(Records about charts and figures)
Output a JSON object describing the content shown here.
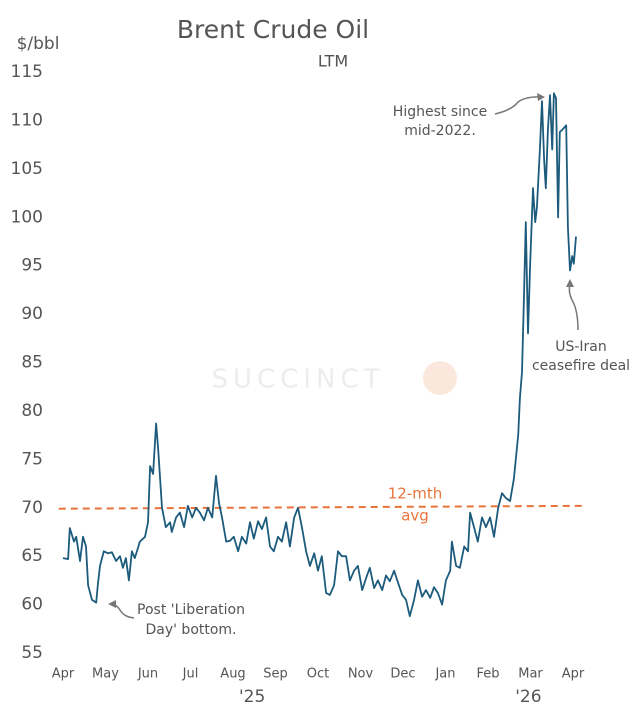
{
  "chart_data": {
    "type": "line",
    "title": "Brent Crude Oil",
    "subtitle": "LTM",
    "y_label": "$/bbl",
    "watermark": "SUCCINCT",
    "year_labels": [
      {
        "x": 4.45,
        "label": "'25"
      },
      {
        "x": 10.95,
        "label": "'26"
      }
    ],
    "xlim": [
      -0.1,
      12.5
    ],
    "ylim": [
      55,
      115
    ],
    "xticks": [
      {
        "value": 0,
        "label": "Apr"
      },
      {
        "value": 1,
        "label": "May"
      },
      {
        "value": 2,
        "label": "Jun"
      },
      {
        "value": 3,
        "label": "Jul"
      },
      {
        "value": 4,
        "label": "Aug"
      },
      {
        "value": 5,
        "label": "Sep"
      },
      {
        "value": 6,
        "label": "Oct"
      },
      {
        "value": 7,
        "label": "Nov"
      },
      {
        "value": 8,
        "label": "Dec"
      },
      {
        "value": 9,
        "label": "Jan"
      },
      {
        "value": 10,
        "label": "Feb"
      },
      {
        "value": 11,
        "label": "Mar"
      },
      {
        "value": 12,
        "label": "Apr"
      }
    ],
    "yticks": [
      55,
      60,
      65,
      70,
      75,
      80,
      85,
      90,
      95,
      100,
      105,
      110,
      115
    ],
    "grid": false,
    "series": [
      {
        "color": "#1d5b7c",
        "x": [
          0,
          0.12,
          0.16,
          0.26,
          0.31,
          0.4,
          0.47,
          0.54,
          0.59,
          0.68,
          0.78,
          0.82,
          0.87,
          0.96,
          1.06,
          1.15,
          1.25,
          1.34,
          1.41,
          1.48,
          1.55,
          1.62,
          1.69,
          1.81,
          1.93,
          2.0,
          2.05,
          2.12,
          2.19,
          2.24,
          2.33,
          2.42,
          2.52,
          2.56,
          2.66,
          2.75,
          2.85,
          2.94,
          3.04,
          3.13,
          3.22,
          3.32,
          3.41,
          3.51,
          3.6,
          3.67,
          3.74,
          3.84,
          3.93,
          4.02,
          4.12,
          4.21,
          4.31,
          4.4,
          4.49,
          4.59,
          4.68,
          4.78,
          4.87,
          4.96,
          5.06,
          5.15,
          5.25,
          5.34,
          5.44,
          5.53,
          5.62,
          5.72,
          5.81,
          5.91,
          6.0,
          6.09,
          6.19,
          6.28,
          6.38,
          6.47,
          6.56,
          6.66,
          6.75,
          6.85,
          6.94,
          7.04,
          7.13,
          7.22,
          7.32,
          7.41,
          7.51,
          7.6,
          7.69,
          7.79,
          7.88,
          7.98,
          8.07,
          8.16,
          8.26,
          8.35,
          8.45,
          8.54,
          8.64,
          8.73,
          8.82,
          8.92,
          9.01,
          9.11,
          9.15,
          9.25,
          9.34,
          9.44,
          9.53,
          9.58,
          9.67,
          9.76,
          9.86,
          9.95,
          10.05,
          10.14,
          10.24,
          10.33,
          10.42,
          10.52,
          10.61,
          10.71,
          10.75,
          10.8,
          10.85,
          10.89,
          10.94,
          10.99,
          11.06,
          11.11,
          11.15,
          11.22,
          11.27,
          11.32,
          11.36,
          11.41,
          11.46,
          11.51,
          11.55,
          11.6,
          11.65,
          11.69,
          11.74,
          11.84,
          11.88,
          11.93,
          11.98,
          12.02,
          12.07
        ],
        "values": [
          64.8,
          64.7,
          67.9,
          66.5,
          67,
          64.5,
          67,
          66,
          62,
          60.5,
          60.2,
          62,
          64,
          65.5,
          65.3,
          65.4,
          64.5,
          65,
          63.8,
          64.8,
          62.5,
          65.5,
          64.8,
          66.5,
          67,
          68.5,
          74.3,
          73.5,
          78.7,
          76,
          70,
          68,
          68.5,
          67.5,
          69,
          69.5,
          68,
          70.2,
          69,
          70,
          69.5,
          68.7,
          70,
          69,
          73.3,
          70.5,
          69,
          66.5,
          66.6,
          67,
          65.5,
          67,
          66.3,
          68.5,
          66.8,
          68.6,
          67.8,
          69,
          66,
          65.5,
          67,
          66.5,
          68.5,
          66,
          69,
          70,
          68,
          65.5,
          64,
          65.3,
          63.5,
          65,
          61.2,
          61,
          62,
          65.5,
          65,
          65,
          62.5,
          63.5,
          64,
          61.5,
          62.7,
          63.8,
          61.7,
          62.5,
          61.5,
          63,
          62.4,
          63.5,
          62.3,
          61,
          60.5,
          58.8,
          60.5,
          62.5,
          60.8,
          61.5,
          60.7,
          61.8,
          61.2,
          60,
          62.5,
          63.5,
          66.5,
          64,
          63.8,
          66,
          65.5,
          69.5,
          68,
          66.5,
          69,
          68,
          69,
          67,
          70,
          71.5,
          71,
          70.7,
          73,
          77.5,
          81.3,
          84,
          92.3,
          99.5,
          88,
          95,
          103,
          99.5,
          101,
          107,
          112,
          106,
          103,
          109,
          112.6,
          107,
          112.8,
          112.3,
          100,
          108.8,
          109,
          109.5,
          99,
          94.5,
          96,
          95.2,
          98
        ]
      }
    ],
    "average": {
      "label": [
        "12-mth",
        "avg"
      ],
      "color": "#e8743b",
      "x": [
        -0.1,
        12.3
      ],
      "values": [
        69.9,
        70.2
      ]
    },
    "annotations": [
      [
        "Highest since",
        "mid-2022."
      ],
      [
        "US-Iran",
        "ceasefire deal"
      ],
      [
        "Post 'Liberation",
        "Day' bottom."
      ]
    ]
  }
}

The exercise:
Reproduce the listing above exactly, excluding all pictures.

Task answer:
Output a JSON object describing the content shown here.
{
  "chart_data": {
    "type": "line",
    "title": "Brent Crude Oil",
    "subtitle": "LTM",
    "y_label": "$/bbl",
    "watermark": "SUCCINCT",
    "year_labels": [
      {
        "x": 4.45,
        "label": "'25"
      },
      {
        "x": 10.95,
        "label": "'26"
      }
    ],
    "xlim": [
      -0.1,
      12.5
    ],
    "ylim": [
      55,
      115
    ],
    "xticks": [
      {
        "value": 0,
        "label": "Apr"
      },
      {
        "value": 1,
        "label": "May"
      },
      {
        "value": 2,
        "label": "Jun"
      },
      {
        "value": 3,
        "label": "Jul"
      },
      {
        "value": 4,
        "label": "Aug"
      },
      {
        "value": 5,
        "label": "Sep"
      },
      {
        "value": 6,
        "label": "Oct"
      },
      {
        "value": 7,
        "label": "Nov"
      },
      {
        "value": 8,
        "label": "Dec"
      },
      {
        "value": 9,
        "label": "Jan"
      },
      {
        "value": 10,
        "label": "Feb"
      },
      {
        "value": 11,
        "label": "Mar"
      },
      {
        "value": 12,
        "label": "Apr"
      }
    ],
    "yticks": [
      55,
      60,
      65,
      70,
      75,
      80,
      85,
      90,
      95,
      100,
      105,
      110,
      115
    ],
    "grid": false,
    "series": [
      {
        "color": "#1d5b7c",
        "x": [
          0,
          0.12,
          0.16,
          0.26,
          0.31,
          0.4,
          0.47,
          0.54,
          0.59,
          0.68,
          0.78,
          0.82,
          0.87,
          0.96,
          1.06,
          1.15,
          1.25,
          1.34,
          1.41,
          1.48,
          1.55,
          1.62,
          1.69,
          1.81,
          1.93,
          2.0,
          2.05,
          2.12,
          2.19,
          2.24,
          2.33,
          2.42,
          2.52,
          2.56,
          2.66,
          2.75,
          2.85,
          2.94,
          3.04,
          3.13,
          3.22,
          3.32,
          3.41,
          3.51,
          3.6,
          3.67,
          3.74,
          3.84,
          3.93,
          4.02,
          4.12,
          4.21,
          4.31,
          4.4,
          4.49,
          4.59,
          4.68,
          4.78,
          4.87,
          4.96,
          5.06,
          5.15,
          5.25,
          5.34,
          5.44,
          5.53,
          5.62,
          5.72,
          5.81,
          5.91,
          6.0,
          6.09,
          6.19,
          6.28,
          6.38,
          6.47,
          6.56,
          6.66,
          6.75,
          6.85,
          6.94,
          7.04,
          7.13,
          7.22,
          7.32,
          7.41,
          7.51,
          7.6,
          7.69,
          7.79,
          7.88,
          7.98,
          8.07,
          8.16,
          8.26,
          8.35,
          8.45,
          8.54,
          8.64,
          8.73,
          8.82,
          8.92,
          9.01,
          9.11,
          9.15,
          9.25,
          9.34,
          9.44,
          9.53,
          9.58,
          9.67,
          9.76,
          9.86,
          9.95,
          10.05,
          10.14,
          10.24,
          10.33,
          10.42,
          10.52,
          10.61,
          10.71,
          10.75,
          10.8,
          10.85,
          10.89,
          10.94,
          10.99,
          11.06,
          11.11,
          11.15,
          11.22,
          11.27,
          11.32,
          11.36,
          11.41,
          11.46,
          11.51,
          11.55,
          11.6,
          11.65,
          11.69,
          11.74,
          11.84,
          11.88,
          11.93,
          11.98,
          12.02,
          12.07
        ],
        "values": [
          64.8,
          64.7,
          67.9,
          66.5,
          67,
          64.5,
          67,
          66,
          62,
          60.5,
          60.2,
          62,
          64,
          65.5,
          65.3,
          65.4,
          64.5,
          65,
          63.8,
          64.8,
          62.5,
          65.5,
          64.8,
          66.5,
          67,
          68.5,
          74.3,
          73.5,
          78.7,
          76,
          70,
          68,
          68.5,
          67.5,
          69,
          69.5,
          68,
          70.2,
          69,
          70,
          69.5,
          68.7,
          70,
          69,
          73.3,
          70.5,
          69,
          66.5,
          66.6,
          67,
          65.5,
          67,
          66.3,
          68.5,
          66.8,
          68.6,
          67.8,
          69,
          66,
          65.5,
          67,
          66.5,
          68.5,
          66,
          69,
          70,
          68,
          65.5,
          64,
          65.3,
          63.5,
          65,
          61.2,
          61,
          62,
          65.5,
          65,
          65,
          62.5,
          63.5,
          64,
          61.5,
          62.7,
          63.8,
          61.7,
          62.5,
          61.5,
          63,
          62.4,
          63.5,
          62.3,
          61,
          60.5,
          58.8,
          60.5,
          62.5,
          60.8,
          61.5,
          60.7,
          61.8,
          61.2,
          60,
          62.5,
          63.5,
          66.5,
          64,
          63.8,
          66,
          65.5,
          69.5,
          68,
          66.5,
          69,
          68,
          69,
          67,
          70,
          71.5,
          71,
          70.7,
          73,
          77.5,
          81.3,
          84,
          92.3,
          99.5,
          88,
          95,
          103,
          99.5,
          101,
          107,
          112,
          106,
          103,
          109,
          112.6,
          107,
          112.8,
          112.3,
          100,
          108.8,
          109,
          109.5,
          99,
          94.5,
          96,
          95.2,
          98
        ]
      }
    ],
    "average": {
      "label": [
        "12-mth",
        "avg"
      ],
      "color": "#e8743b",
      "x": [
        -0.1,
        12.3
      ],
      "values": [
        69.9,
        70.2
      ]
    },
    "annotations": [
      [
        "Highest since",
        "mid-2022."
      ],
      [
        "US-Iran",
        "ceasefire deal"
      ],
      [
        "Post 'Liberation",
        "Day' bottom."
      ]
    ]
  }
}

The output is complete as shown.